What you have to do :: Print the following rows exactly as they appear, one after another.

Stored data ::
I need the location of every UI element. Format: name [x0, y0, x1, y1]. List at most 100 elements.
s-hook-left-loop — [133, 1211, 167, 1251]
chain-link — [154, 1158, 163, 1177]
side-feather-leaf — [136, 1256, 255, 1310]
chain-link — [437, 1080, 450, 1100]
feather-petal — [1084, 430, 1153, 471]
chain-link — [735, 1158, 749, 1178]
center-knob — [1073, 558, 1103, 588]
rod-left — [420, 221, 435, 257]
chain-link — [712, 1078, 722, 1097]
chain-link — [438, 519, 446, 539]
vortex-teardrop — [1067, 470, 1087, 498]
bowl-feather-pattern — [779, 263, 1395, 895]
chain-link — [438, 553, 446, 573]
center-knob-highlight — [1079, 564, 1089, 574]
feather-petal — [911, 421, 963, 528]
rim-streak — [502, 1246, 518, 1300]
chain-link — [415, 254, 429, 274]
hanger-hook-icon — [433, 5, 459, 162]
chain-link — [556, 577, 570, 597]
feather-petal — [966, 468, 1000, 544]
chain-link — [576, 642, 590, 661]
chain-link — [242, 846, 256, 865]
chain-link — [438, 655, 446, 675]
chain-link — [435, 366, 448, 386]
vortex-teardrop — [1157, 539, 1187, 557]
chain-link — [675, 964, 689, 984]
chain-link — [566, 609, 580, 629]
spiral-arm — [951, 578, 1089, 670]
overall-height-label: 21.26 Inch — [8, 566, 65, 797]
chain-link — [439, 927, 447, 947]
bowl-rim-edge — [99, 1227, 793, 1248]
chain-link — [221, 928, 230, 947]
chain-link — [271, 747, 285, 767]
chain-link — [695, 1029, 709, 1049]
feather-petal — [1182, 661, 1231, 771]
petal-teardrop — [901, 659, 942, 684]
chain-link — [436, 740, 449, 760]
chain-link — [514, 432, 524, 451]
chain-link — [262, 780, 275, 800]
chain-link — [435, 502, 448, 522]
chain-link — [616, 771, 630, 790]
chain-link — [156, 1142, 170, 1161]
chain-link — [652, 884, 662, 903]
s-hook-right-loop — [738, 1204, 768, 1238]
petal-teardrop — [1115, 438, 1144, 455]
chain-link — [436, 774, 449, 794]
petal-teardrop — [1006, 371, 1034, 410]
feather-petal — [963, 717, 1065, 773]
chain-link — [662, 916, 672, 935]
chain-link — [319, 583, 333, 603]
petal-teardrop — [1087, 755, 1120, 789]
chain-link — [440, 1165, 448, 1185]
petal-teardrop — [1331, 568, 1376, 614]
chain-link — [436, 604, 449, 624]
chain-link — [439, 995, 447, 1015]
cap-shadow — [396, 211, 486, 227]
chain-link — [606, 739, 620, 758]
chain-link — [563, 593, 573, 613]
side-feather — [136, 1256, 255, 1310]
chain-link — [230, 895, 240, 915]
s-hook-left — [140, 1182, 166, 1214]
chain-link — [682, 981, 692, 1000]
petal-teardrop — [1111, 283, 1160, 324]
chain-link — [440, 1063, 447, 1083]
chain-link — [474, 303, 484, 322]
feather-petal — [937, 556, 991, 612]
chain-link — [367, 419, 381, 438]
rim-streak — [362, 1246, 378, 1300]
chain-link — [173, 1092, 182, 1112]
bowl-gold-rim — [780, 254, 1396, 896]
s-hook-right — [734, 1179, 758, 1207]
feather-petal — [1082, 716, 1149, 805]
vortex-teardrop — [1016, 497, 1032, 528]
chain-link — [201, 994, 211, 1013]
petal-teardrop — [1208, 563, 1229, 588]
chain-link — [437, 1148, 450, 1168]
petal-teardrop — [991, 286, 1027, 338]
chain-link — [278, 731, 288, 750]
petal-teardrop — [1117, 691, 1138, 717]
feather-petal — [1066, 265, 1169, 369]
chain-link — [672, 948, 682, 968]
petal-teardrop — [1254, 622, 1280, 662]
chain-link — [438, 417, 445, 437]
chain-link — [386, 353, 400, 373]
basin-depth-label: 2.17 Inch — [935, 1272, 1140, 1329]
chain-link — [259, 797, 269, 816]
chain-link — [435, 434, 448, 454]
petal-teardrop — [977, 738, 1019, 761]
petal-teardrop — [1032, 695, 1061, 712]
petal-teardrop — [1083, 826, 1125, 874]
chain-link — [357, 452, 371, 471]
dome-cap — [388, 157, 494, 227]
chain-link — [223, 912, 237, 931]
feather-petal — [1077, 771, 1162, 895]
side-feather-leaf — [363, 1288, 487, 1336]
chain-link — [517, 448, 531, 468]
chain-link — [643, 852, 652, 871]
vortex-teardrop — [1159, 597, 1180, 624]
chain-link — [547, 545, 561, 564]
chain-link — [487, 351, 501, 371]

Full response ::
I need the location of every UI element. Format: name [x0, y0, x1, y1]. List at most 100 elements.
s-hook-left-loop — [133, 1211, 167, 1251]
chain-link — [154, 1158, 163, 1177]
side-feather-leaf — [136, 1256, 255, 1310]
chain-link — [437, 1080, 450, 1100]
feather-petal — [1084, 430, 1153, 471]
chain-link — [735, 1158, 749, 1178]
center-knob — [1073, 558, 1103, 588]
rod-left — [420, 221, 435, 257]
chain-link — [712, 1078, 722, 1097]
chain-link — [438, 519, 446, 539]
vortex-teardrop — [1067, 470, 1087, 498]
bowl-feather-pattern — [779, 263, 1395, 895]
chain-link — [438, 553, 446, 573]
center-knob-highlight — [1079, 564, 1089, 574]
feather-petal — [911, 421, 963, 528]
rim-streak — [502, 1246, 518, 1300]
chain-link — [415, 254, 429, 274]
hanger-hook-icon — [433, 5, 459, 162]
chain-link — [556, 577, 570, 597]
feather-petal — [966, 468, 1000, 544]
chain-link — [576, 642, 590, 661]
chain-link — [242, 846, 256, 865]
chain-link — [438, 655, 446, 675]
chain-link — [435, 366, 448, 386]
vortex-teardrop — [1157, 539, 1187, 557]
chain-link — [675, 964, 689, 984]
chain-link — [566, 609, 580, 629]
spiral-arm — [951, 578, 1089, 670]
overall-height-label: 21.26 Inch — [8, 566, 65, 797]
chain-link — [439, 927, 447, 947]
bowl-rim-edge — [99, 1227, 793, 1248]
chain-link — [221, 928, 230, 947]
chain-link — [271, 747, 285, 767]
chain-link — [695, 1029, 709, 1049]
feather-petal — [1182, 661, 1231, 771]
petal-teardrop — [901, 659, 942, 684]
chain-link — [436, 740, 449, 760]
chain-link — [514, 432, 524, 451]
chain-link — [262, 780, 275, 800]
chain-link — [435, 502, 448, 522]
chain-link — [616, 771, 630, 790]
chain-link — [156, 1142, 170, 1161]
chain-link — [652, 884, 662, 903]
s-hook-right-loop — [738, 1204, 768, 1238]
petal-teardrop — [1115, 438, 1144, 455]
chain-link — [436, 774, 449, 794]
petal-teardrop — [1006, 371, 1034, 410]
feather-petal — [963, 717, 1065, 773]
chain-link — [662, 916, 672, 935]
chain-link — [319, 583, 333, 603]
petal-teardrop — [1087, 755, 1120, 789]
chain-link — [440, 1165, 448, 1185]
petal-teardrop — [1331, 568, 1376, 614]
chain-link — [436, 604, 449, 624]
chain-link — [439, 995, 447, 1015]
cap-shadow — [396, 211, 486, 227]
chain-link — [606, 739, 620, 758]
chain-link — [563, 593, 573, 613]
side-feather — [136, 1256, 255, 1310]
chain-link — [230, 895, 240, 915]
s-hook-left — [140, 1182, 166, 1214]
chain-link — [682, 981, 692, 1000]
petal-teardrop — [1111, 283, 1160, 324]
chain-link — [440, 1063, 447, 1083]
chain-link — [474, 303, 484, 322]
feather-petal — [937, 556, 991, 612]
chain-link — [367, 419, 381, 438]
rim-streak — [362, 1246, 378, 1300]
chain-link — [173, 1092, 182, 1112]
bowl-gold-rim — [780, 254, 1396, 896]
s-hook-right — [734, 1179, 758, 1207]
feather-petal — [1082, 716, 1149, 805]
vortex-teardrop — [1016, 497, 1032, 528]
chain-link — [201, 994, 211, 1013]
petal-teardrop — [1208, 563, 1229, 588]
chain-link — [437, 1148, 450, 1168]
petal-teardrop — [991, 286, 1027, 338]
chain-link — [278, 731, 288, 750]
petal-teardrop — [1117, 691, 1138, 717]
feather-petal — [1066, 265, 1169, 369]
chain-link — [672, 948, 682, 968]
petal-teardrop — [1254, 622, 1280, 662]
chain-link — [438, 417, 445, 437]
chain-link — [386, 353, 400, 373]
basin-depth-label: 2.17 Inch — [935, 1272, 1140, 1329]
chain-link — [259, 797, 269, 816]
chain-link — [435, 434, 448, 454]
petal-teardrop — [977, 738, 1019, 761]
petal-teardrop — [1032, 695, 1061, 712]
petal-teardrop — [1083, 826, 1125, 874]
chain-link — [357, 452, 371, 471]
dome-cap — [388, 157, 494, 227]
chain-link — [223, 912, 237, 931]
feather-petal — [1077, 771, 1162, 895]
side-feather-leaf — [363, 1288, 487, 1336]
chain-link — [517, 448, 531, 468]
chain-link — [643, 852, 652, 871]
vortex-teardrop — [1159, 597, 1180, 624]
chain-link — [547, 545, 561, 564]
chain-link — [487, 351, 501, 371]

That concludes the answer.